WHAT YOU SHOULD DO.
Copy every line of the listing that holds the string "해외인증".

MATERIAL SUPPLIED.
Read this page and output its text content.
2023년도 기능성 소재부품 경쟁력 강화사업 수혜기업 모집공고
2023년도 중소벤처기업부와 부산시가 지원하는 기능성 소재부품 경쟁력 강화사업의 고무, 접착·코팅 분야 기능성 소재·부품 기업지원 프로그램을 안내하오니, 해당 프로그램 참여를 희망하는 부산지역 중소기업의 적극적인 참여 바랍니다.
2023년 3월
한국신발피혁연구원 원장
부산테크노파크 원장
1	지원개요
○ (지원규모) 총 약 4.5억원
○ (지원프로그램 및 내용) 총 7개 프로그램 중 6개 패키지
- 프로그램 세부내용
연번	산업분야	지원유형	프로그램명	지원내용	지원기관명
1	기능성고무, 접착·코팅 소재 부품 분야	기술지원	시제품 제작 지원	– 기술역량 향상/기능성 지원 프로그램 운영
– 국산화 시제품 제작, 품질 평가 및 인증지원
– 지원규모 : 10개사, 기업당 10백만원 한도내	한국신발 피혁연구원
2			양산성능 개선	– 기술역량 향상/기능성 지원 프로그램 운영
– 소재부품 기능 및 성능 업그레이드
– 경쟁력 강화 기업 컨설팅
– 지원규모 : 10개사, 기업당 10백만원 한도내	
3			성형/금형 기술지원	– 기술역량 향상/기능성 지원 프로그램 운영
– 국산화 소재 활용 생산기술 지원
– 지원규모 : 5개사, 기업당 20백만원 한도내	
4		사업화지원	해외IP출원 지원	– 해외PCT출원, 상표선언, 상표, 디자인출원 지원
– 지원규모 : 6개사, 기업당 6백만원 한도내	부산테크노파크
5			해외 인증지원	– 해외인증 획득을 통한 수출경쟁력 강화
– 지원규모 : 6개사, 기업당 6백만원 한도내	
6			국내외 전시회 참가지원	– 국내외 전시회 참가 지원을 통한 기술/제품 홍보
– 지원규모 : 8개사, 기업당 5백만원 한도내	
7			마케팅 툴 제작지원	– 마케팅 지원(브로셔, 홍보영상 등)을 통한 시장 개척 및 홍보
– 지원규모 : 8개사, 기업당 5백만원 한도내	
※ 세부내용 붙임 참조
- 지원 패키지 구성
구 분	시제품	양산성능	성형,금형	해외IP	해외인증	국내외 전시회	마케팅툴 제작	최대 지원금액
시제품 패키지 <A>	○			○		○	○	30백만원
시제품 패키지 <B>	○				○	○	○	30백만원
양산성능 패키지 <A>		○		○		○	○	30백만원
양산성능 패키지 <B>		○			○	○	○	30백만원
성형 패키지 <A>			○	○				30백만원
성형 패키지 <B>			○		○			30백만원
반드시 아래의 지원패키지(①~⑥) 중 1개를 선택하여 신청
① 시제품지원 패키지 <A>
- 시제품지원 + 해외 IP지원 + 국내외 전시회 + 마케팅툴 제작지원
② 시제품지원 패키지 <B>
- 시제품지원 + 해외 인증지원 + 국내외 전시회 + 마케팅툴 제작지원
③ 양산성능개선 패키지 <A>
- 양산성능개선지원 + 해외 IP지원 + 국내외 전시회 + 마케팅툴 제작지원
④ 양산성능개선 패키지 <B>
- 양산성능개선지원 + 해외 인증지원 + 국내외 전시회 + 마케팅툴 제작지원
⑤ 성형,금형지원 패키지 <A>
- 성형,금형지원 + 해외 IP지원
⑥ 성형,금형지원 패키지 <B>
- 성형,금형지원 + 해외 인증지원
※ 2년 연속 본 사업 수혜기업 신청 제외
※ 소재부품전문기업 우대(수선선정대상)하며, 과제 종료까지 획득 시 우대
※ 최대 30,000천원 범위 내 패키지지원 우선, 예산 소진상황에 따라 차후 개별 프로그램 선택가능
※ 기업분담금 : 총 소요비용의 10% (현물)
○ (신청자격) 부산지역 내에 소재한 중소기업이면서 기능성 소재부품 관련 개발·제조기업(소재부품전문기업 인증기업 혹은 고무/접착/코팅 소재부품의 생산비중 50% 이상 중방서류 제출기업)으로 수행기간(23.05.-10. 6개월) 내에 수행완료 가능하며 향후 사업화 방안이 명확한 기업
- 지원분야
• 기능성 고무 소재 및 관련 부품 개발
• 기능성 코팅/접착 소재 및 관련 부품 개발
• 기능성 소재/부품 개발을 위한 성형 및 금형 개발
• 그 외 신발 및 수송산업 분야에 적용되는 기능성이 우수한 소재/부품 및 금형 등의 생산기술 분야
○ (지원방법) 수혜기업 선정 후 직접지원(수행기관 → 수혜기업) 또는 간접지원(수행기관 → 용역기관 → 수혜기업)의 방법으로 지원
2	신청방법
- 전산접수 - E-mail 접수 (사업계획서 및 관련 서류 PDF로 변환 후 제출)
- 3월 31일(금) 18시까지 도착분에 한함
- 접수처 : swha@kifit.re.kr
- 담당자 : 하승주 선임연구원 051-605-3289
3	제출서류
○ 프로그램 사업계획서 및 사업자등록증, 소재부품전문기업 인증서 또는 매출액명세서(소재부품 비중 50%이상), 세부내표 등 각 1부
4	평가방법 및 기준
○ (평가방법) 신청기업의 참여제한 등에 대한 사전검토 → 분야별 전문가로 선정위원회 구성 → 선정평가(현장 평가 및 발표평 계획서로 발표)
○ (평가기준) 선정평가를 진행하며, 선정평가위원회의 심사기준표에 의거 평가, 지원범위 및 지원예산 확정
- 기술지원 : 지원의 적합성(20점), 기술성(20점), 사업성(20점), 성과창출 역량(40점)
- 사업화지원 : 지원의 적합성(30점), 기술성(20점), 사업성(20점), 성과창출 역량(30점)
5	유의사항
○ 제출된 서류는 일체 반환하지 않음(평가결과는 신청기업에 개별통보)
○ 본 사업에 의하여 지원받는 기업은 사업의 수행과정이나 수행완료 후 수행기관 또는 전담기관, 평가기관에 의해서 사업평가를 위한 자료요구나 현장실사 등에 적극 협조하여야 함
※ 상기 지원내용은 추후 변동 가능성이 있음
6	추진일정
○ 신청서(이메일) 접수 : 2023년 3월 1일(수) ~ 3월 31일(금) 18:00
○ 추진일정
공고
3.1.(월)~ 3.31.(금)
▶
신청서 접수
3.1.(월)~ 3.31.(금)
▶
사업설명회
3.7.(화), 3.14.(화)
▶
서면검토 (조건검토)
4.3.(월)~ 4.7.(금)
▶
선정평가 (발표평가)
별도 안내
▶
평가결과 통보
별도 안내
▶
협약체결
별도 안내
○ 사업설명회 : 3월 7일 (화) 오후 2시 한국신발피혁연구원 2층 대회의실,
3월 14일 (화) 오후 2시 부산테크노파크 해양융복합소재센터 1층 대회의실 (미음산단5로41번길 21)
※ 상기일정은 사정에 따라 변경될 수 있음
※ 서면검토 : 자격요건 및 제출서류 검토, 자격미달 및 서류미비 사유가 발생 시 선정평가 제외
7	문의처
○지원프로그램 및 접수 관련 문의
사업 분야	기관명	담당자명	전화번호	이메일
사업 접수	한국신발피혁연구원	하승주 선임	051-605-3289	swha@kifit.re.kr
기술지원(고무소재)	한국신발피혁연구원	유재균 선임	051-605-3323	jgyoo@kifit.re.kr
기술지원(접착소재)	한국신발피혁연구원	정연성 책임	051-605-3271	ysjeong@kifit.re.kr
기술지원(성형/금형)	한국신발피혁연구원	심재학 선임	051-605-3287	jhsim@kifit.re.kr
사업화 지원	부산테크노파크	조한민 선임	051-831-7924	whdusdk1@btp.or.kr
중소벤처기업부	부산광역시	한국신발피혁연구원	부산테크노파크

RESPONSE TO THIS EXERCISE.
5			해외 인증지원	– 해외인증 획득을 통한 수출경쟁력 강화
구 분	시제품	양산성능	성형,금형	해외IP	해외인증	국내외 전시회	마케팅툴 제작	최대 지원금액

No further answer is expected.